### Stated task
Every entry should be repeated exactly. Omit the pictures.

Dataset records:
====================
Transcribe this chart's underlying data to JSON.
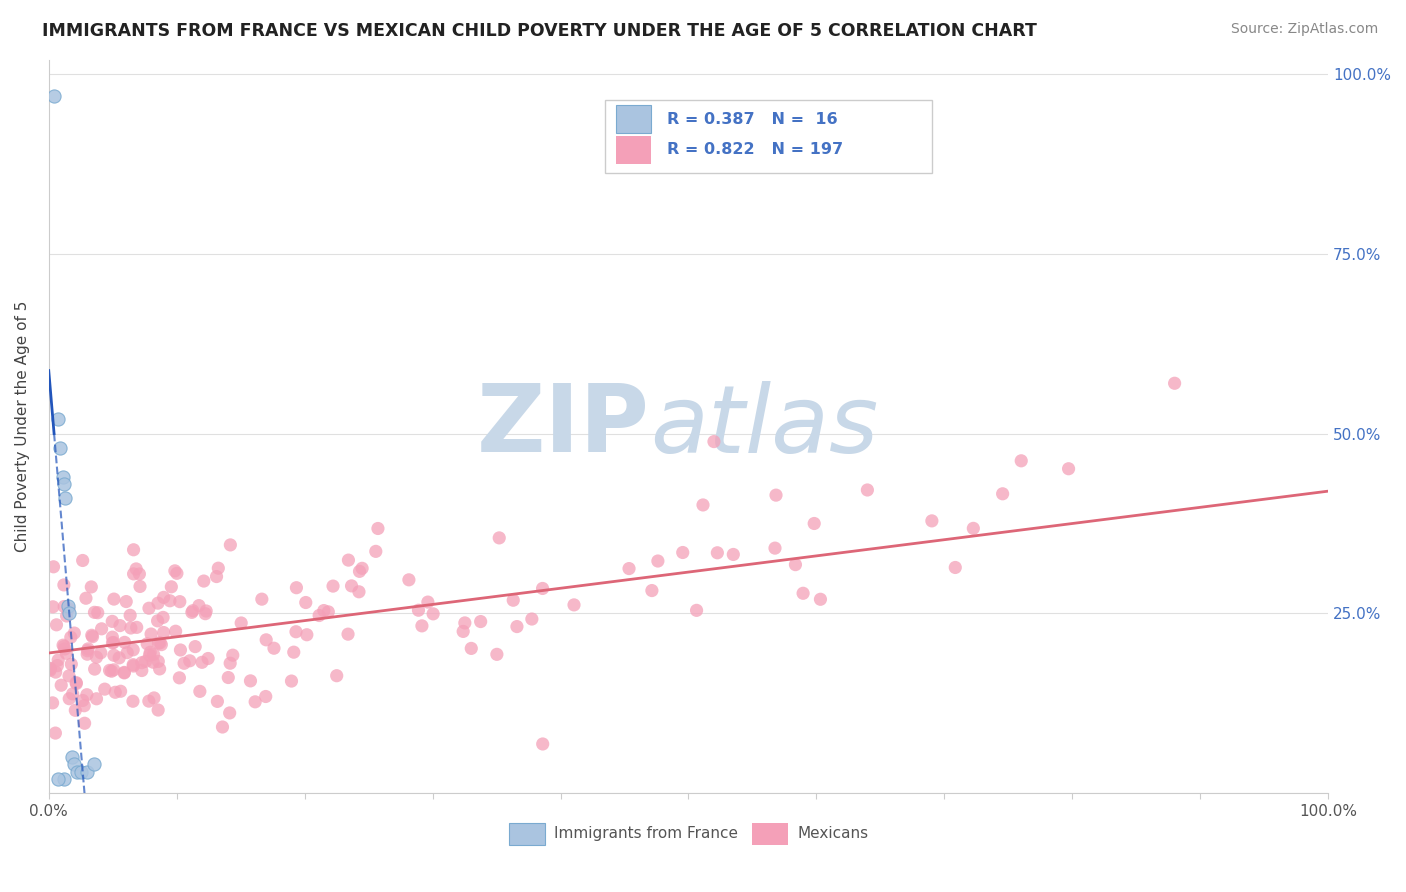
{
  "title": "IMMIGRANTS FROM FRANCE VS MEXICAN CHILD POVERTY UNDER THE AGE OF 5 CORRELATION CHART",
  "source": "Source: ZipAtlas.com",
  "ylabel": "Child Poverty Under the Age of 5",
  "legend_france_r": "0.387",
  "legend_france_n": "16",
  "legend_mexico_r": "0.822",
  "legend_mexico_n": "197",
  "france_color": "#aac4e0",
  "france_edge_color": "#7aaad0",
  "mexico_color": "#f4a0b8",
  "mexico_edge_color": "#f4a0b8",
  "france_line_color": "#2255bb",
  "mexico_line_color": "#dd6677",
  "watermark_zip": "ZIP",
  "watermark_atlas": "atlas",
  "watermark_color_zip": "#c8d8e8",
  "watermark_color_atlas": "#c8d8e8",
  "background_color": "#ffffff",
  "grid_color": "#e0e0e0",
  "r_n_color": "#4472c4",
  "right_tick_color": "#4472c4",
  "title_color": "#222222",
  "source_color": "#888888",
  "axis_label_color": "#444444",
  "bottom_legend_color": "#555555"
}
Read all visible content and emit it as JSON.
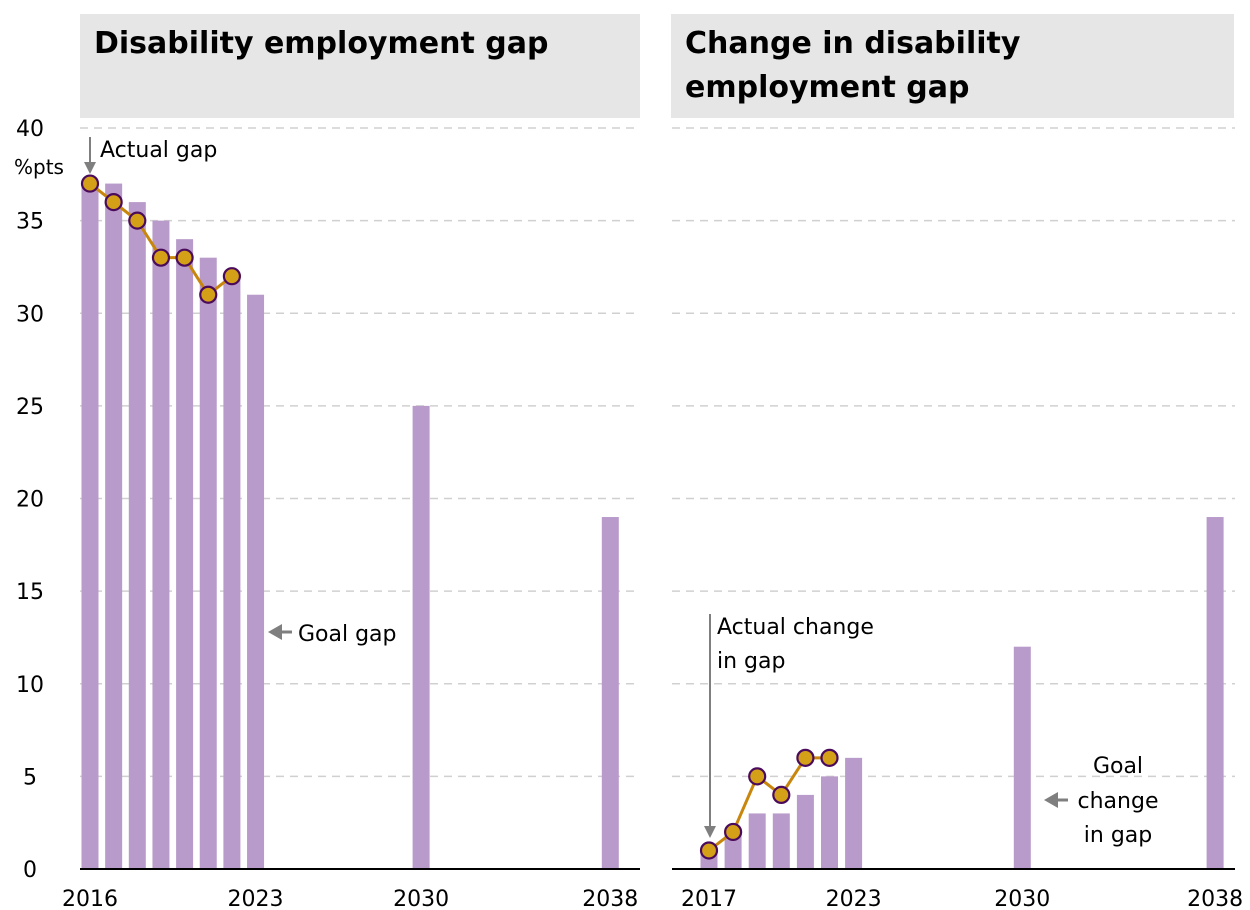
{
  "chart_data": [
    {
      "type": "bar",
      "title": "Disability employment gap",
      "ylabel": "%pts",
      "ylim": [
        0,
        40
      ],
      "yticks": [
        0,
        5,
        10,
        15,
        20,
        25,
        30,
        35,
        40
      ],
      "x_tick_labels": [
        "2016",
        "2023",
        "2030",
        "2038"
      ],
      "grid": true,
      "series": [
        {
          "name": "Goal gap",
          "type": "bar",
          "x": [
            2016,
            2017,
            2018,
            2019,
            2020,
            2021,
            2022,
            2023,
            2030,
            2038
          ],
          "values": [
            37,
            37,
            36,
            35,
            34,
            33,
            32,
            31,
            25,
            19
          ]
        },
        {
          "name": "Actual gap",
          "type": "line",
          "x": [
            2016,
            2017,
            2018,
            2019,
            2020,
            2021,
            2022
          ],
          "values": [
            37,
            36,
            35,
            33,
            33,
            31,
            32
          ]
        }
      ]
    },
    {
      "type": "bar",
      "title": "Change in disability employment gap",
      "ylim": [
        0,
        40
      ],
      "x_tick_labels": [
        "2017",
        "2023",
        "2030",
        "2038"
      ],
      "grid": true,
      "series": [
        {
          "name": "Goal change in gap",
          "type": "bar",
          "x": [
            2017,
            2018,
            2019,
            2020,
            2021,
            2022,
            2023,
            2030,
            2038
          ],
          "values": [
            1,
            2,
            3,
            3,
            4,
            5,
            6,
            12,
            19
          ]
        },
        {
          "name": "Actual change in gap",
          "type": "line",
          "x": [
            2017,
            2018,
            2019,
            2020,
            2021,
            2022
          ],
          "values": [
            1,
            2,
            5,
            4,
            6,
            6
          ]
        }
      ]
    }
  ],
  "annotations": {
    "left_actual": "Actual  gap",
    "left_goal": "Goal gap",
    "right_actual_line1": "Actual change",
    "right_actual_line2": "in gap",
    "right_goal_line1": "Goal",
    "right_goal_line2": "change",
    "right_goal_line3": "in gap"
  },
  "colors": {
    "bar": "#b89bca",
    "line": "#c8870c",
    "marker_fill": "#d4a017",
    "marker_stroke": "#4b0b5c",
    "grid": "#d0d0d0",
    "arrow": "#7f7f7f",
    "title_bg": "#e6e6e6"
  }
}
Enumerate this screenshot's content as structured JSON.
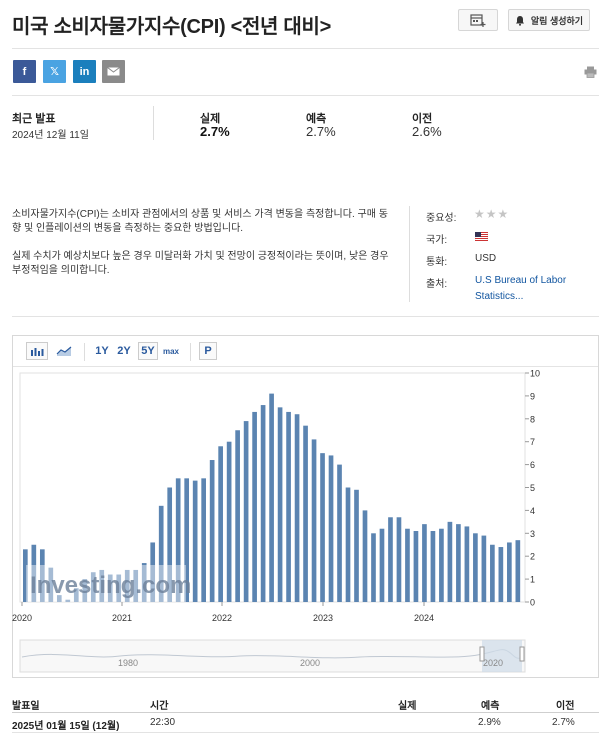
{
  "page": {
    "title": "미국 소비자물가지수(CPI) <전년 대비>",
    "alert_button": "알림 생성하기"
  },
  "share": {
    "facebook": "f",
    "twitter": "𝕏",
    "linkedin": "in"
  },
  "stats": {
    "latest_label": "최근 발표",
    "latest_date": "2024년 12월 11일",
    "actual_label": "실제",
    "actual_value": "2.7%",
    "forecast_label": "예측",
    "forecast_value": "2.7%",
    "previous_label": "이전",
    "previous_value": "2.6%"
  },
  "description": {
    "p1": "소비자물가지수(CPI)는 소비자 관점에서의 상품 및 서비스 가격 변동을 측정합니다. 구매 동향 및 인플레이션의 변동을 측정하는 중요한 방법입니다.",
    "p2": "실제 수치가 예상치보다 높은 경우 미달러화 가치 및 전망이 긍정적이라는 뜻이며, 낮은 경우 부정적임을 의미합니다."
  },
  "meta": {
    "importance_label": "중요성:",
    "importance_stars": 3,
    "country_label": "국가:",
    "currency_label": "통화:",
    "currency_value": "USD",
    "source_label": "출처:",
    "source_value_line1": "U.S Bureau of Labor",
    "source_value_line2": "Statistics..."
  },
  "chart_toolbar": {
    "range_1y": "1Y",
    "range_2y": "2Y",
    "range_5y": "5Y",
    "range_max": "max",
    "p_button": "P"
  },
  "chart_data": {
    "type": "bar",
    "x_tick_labels": [
      "2020",
      "2021",
      "2022",
      "2023",
      "2024"
    ],
    "y_tick_labels": [
      "0",
      "1",
      "2",
      "3",
      "4",
      "5",
      "6",
      "7",
      "8",
      "9",
      "10"
    ],
    "ylim": [
      0,
      10
    ],
    "values": [
      2.3,
      2.5,
      2.3,
      1.5,
      0.3,
      0.1,
      0.6,
      1.0,
      1.3,
      1.4,
      1.2,
      1.2,
      1.4,
      1.4,
      1.7,
      2.6,
      4.2,
      5.0,
      5.4,
      5.4,
      5.3,
      5.4,
      6.2,
      6.8,
      7.0,
      7.5,
      7.9,
      8.3,
      8.6,
      9.1,
      8.5,
      8.3,
      8.2,
      7.7,
      7.1,
      6.5,
      6.4,
      6.0,
      5.0,
      4.9,
      4.0,
      3.0,
      3.2,
      3.7,
      3.7,
      3.2,
      3.1,
      3.4,
      3.1,
      3.2,
      3.5,
      3.4,
      3.3,
      3.0,
      2.9,
      2.5,
      2.4,
      2.6,
      2.7
    ],
    "watermark": "Investing.com",
    "bar_color": "#5b84b1",
    "navigator_labels": [
      "1980",
      "2000",
      "2020"
    ]
  },
  "table": {
    "headers": {
      "date": "발표일",
      "time": "시간",
      "actual": "실제",
      "forecast": "예측",
      "previous": "이전"
    },
    "rows": [
      {
        "date": "2025년 01월 15일 (12월)",
        "time": "22:30",
        "actual": "",
        "forecast": "2.9%",
        "previous": "2.7%"
      }
    ]
  }
}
====================
### Answer for the task
Transcribe this chart's underlying data to JSON.
{
  "title": "IMMIGRANTS FROM FRANCE VS MEXICAN CHILD POVERTY UNDER THE AGE OF 5 CORRELATION CHART",
  "source": "Source: ZipAtlas.com",
  "ylabel": "Child Poverty Under the Age of 5",
  "legend_france_r": "0.387",
  "legend_france_n": "16",
  "legend_mexico_r": "0.822",
  "legend_mexico_n": "197",
  "france_color": "#aac4e0",
  "france_edge_color": "#7aaad0",
  "mexico_color": "#f4a0b8",
  "mexico_edge_color": "#f4a0b8",
  "france_line_color": "#2255bb",
  "mexico_line_color": "#dd6677",
  "watermark_zip": "ZIP",
  "watermark_atlas": "atlas",
  "watermark_color_zip": "#c8d8e8",
  "watermark_color_atlas": "#c8d8e8",
  "background_color": "#ffffff",
  "grid_color": "#e0e0e0",
  "r_n_color": "#4472c4",
  "right_tick_color": "#4472c4",
  "title_color": "#222222",
  "source_color": "#888888",
  "axis_label_color": "#444444",
  "bottom_legend_color": "#555555"
}
Read all visible content and emit it as JSON.
{
  "chart_data": [
    {
      "type": "bar",
      "title": "Disability employment gap",
      "ylabel": "%pts",
      "ylim": [
        0,
        40
      ],
      "yticks": [
        0,
        5,
        10,
        15,
        20,
        25,
        30,
        35,
        40
      ],
      "x_tick_labels": [
        "2016",
        "2023",
        "2030",
        "2038"
      ],
      "grid": true,
      "series": [
        {
          "name": "Goal gap",
          "type": "bar",
          "x": [
            2016,
            2017,
            2018,
            2019,
            2020,
            2021,
            2022,
            2023,
            2030,
            2038
          ],
          "values": [
            37,
            37,
            36,
            35,
            34,
            33,
            32,
            31,
            25,
            19
          ]
        },
        {
          "name": "Actual gap",
          "type": "line",
          "x": [
            2016,
            2017,
            2018,
            2019,
            2020,
            2021,
            2022
          ],
          "values": [
            37,
            36,
            35,
            33,
            33,
            31,
            32
          ]
        }
      ]
    },
    {
      "type": "bar",
      "title": "Change in disability employment gap",
      "ylim": [
        0,
        40
      ],
      "x_tick_labels": [
        "2017",
        "2023",
        "2030",
        "2038"
      ],
      "grid": true,
      "series": [
        {
          "name": "Goal change in gap",
          "type": "bar",
          "x": [
            2017,
            2018,
            2019,
            2020,
            2021,
            2022,
            2023,
            2030,
            2038
          ],
          "values": [
            1,
            2,
            3,
            3,
            4,
            5,
            6,
            12,
            19
          ]
        },
        {
          "name": "Actual change in gap",
          "type": "line",
          "x": [
            2017,
            2018,
            2019,
            2020,
            2021,
            2022
          ],
          "values": [
            1,
            2,
            5,
            4,
            6,
            6
          ]
        }
      ]
    }
  ],
  "annotations": {
    "left_actual": "Actual  gap",
    "left_goal": "Goal gap",
    "right_actual_line1": "Actual change",
    "right_actual_line2": "in gap",
    "right_goal_line1": "Goal",
    "right_goal_line2": "change",
    "right_goal_line3": "in gap"
  },
  "colors": {
    "bar": "#b89bca",
    "line": "#c8870c",
    "marker_fill": "#d4a017",
    "marker_stroke": "#4b0b5c",
    "grid": "#d0d0d0",
    "arrow": "#7f7f7f",
    "title_bg": "#e6e6e6"
  }
}
Enumerate this screenshot's content as structured JSON.
{
  "page": {
    "title": "미국 소비자물가지수(CPI) <전년 대비>",
    "alert_button": "알림 생성하기"
  },
  "share": {
    "facebook": "f",
    "twitter": "𝕏",
    "linkedin": "in"
  },
  "stats": {
    "latest_label": "최근 발표",
    "latest_date": "2024년 12월 11일",
    "actual_label": "실제",
    "actual_value": "2.7%",
    "forecast_label": "예측",
    "forecast_value": "2.7%",
    "previous_label": "이전",
    "previous_value": "2.6%"
  },
  "description": {
    "p1": "소비자물가지수(CPI)는 소비자 관점에서의 상품 및 서비스 가격 변동을 측정합니다. 구매 동향 및 인플레이션의 변동을 측정하는 중요한 방법입니다.",
    "p2": "실제 수치가 예상치보다 높은 경우 미달러화 가치 및 전망이 긍정적이라는 뜻이며, 낮은 경우 부정적임을 의미합니다."
  },
  "meta": {
    "importance_label": "중요성:",
    "importance_stars": 3,
    "country_label": "국가:",
    "currency_label": "통화:",
    "currency_value": "USD",
    "source_label": "출처:",
    "source_value_line1": "U.S Bureau of Labor",
    "source_value_line2": "Statistics..."
  },
  "chart_toolbar": {
    "range_1y": "1Y",
    "range_2y": "2Y",
    "range_5y": "5Y",
    "range_max": "max",
    "p_button": "P"
  },
  "chart_data": {
    "type": "bar",
    "x_tick_labels": [
      "2020",
      "2021",
      "2022",
      "2023",
      "2024"
    ],
    "y_tick_labels": [
      "0",
      "1",
      "2",
      "3",
      "4",
      "5",
      "6",
      "7",
      "8",
      "9",
      "10"
    ],
    "ylim": [
      0,
      10
    ],
    "values": [
      2.3,
      2.5,
      2.3,
      1.5,
      0.3,
      0.1,
      0.6,
      1.0,
      1.3,
      1.4,
      1.2,
      1.2,
      1.4,
      1.4,
      1.7,
      2.6,
      4.2,
      5.0,
      5.4,
      5.4,
      5.3,
      5.4,
      6.2,
      6.8,
      7.0,
      7.5,
      7.9,
      8.3,
      8.6,
      9.1,
      8.5,
      8.3,
      8.2,
      7.7,
      7.1,
      6.5,
      6.4,
      6.0,
      5.0,
      4.9,
      4.0,
      3.0,
      3.2,
      3.7,
      3.7,
      3.2,
      3.1,
      3.4,
      3.1,
      3.2,
      3.5,
      3.4,
      3.3,
      3.0,
      2.9,
      2.5,
      2.4,
      2.6,
      2.7
    ],
    "watermark": "Investing.com",
    "bar_color": "#5b84b1",
    "navigator_labels": [
      "1980",
      "2000",
      "2020"
    ]
  },
  "table": {
    "headers": {
      "date": "발표일",
      "time": "시간",
      "actual": "실제",
      "forecast": "예측",
      "previous": "이전"
    },
    "rows": [
      {
        "date": "2025년 01월 15일 (12월)",
        "time": "22:30",
        "actual": "",
        "forecast": "2.9%",
        "previous": "2.7%"
      }
    ]
  }
}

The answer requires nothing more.